Stored entries:
★ ★ ★ ★

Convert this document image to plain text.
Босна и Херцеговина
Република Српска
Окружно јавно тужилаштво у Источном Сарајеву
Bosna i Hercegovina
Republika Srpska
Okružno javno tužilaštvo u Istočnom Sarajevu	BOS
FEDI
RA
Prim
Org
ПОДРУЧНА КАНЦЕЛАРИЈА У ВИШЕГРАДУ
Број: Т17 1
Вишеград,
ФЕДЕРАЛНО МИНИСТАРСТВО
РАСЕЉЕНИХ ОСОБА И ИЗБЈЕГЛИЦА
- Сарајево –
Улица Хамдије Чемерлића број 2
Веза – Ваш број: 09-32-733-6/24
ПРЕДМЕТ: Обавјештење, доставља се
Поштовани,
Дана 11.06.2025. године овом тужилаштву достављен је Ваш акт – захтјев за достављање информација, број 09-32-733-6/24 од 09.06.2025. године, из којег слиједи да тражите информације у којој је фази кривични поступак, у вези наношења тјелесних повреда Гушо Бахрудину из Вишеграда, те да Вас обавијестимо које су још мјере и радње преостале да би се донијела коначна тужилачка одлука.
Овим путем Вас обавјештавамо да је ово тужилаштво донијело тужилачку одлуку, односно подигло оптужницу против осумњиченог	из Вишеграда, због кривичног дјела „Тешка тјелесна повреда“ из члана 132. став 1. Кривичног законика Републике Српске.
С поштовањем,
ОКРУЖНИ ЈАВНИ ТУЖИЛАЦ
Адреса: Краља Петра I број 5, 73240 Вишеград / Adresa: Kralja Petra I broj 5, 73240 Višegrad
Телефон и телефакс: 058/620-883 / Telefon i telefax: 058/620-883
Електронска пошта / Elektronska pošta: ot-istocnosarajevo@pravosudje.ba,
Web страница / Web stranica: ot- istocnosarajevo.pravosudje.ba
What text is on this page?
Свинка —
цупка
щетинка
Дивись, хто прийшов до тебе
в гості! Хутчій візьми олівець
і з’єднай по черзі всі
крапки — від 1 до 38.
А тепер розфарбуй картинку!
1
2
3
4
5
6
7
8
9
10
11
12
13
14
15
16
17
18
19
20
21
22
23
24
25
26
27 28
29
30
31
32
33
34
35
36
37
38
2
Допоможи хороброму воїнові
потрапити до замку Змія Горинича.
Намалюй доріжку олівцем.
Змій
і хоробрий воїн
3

★ ★ ★ ★

> **PROMPT**
Gather each line from the listing above that holds "тужилаштво".

> **ANSWER TO THIS EXERCISE**
Окружно јавно тужилаштво у Источном Сарајеву
Овим путем Вас обавјештавамо да је ово тужилаштво донијело тужилачку одлуку, односно подигло оптужницу против осумњиченог	из Вишеграда, због кривичног дјела „Тешка тјелесна повреда“ из члана 132. став 1. Кривичног законика Републике Српске.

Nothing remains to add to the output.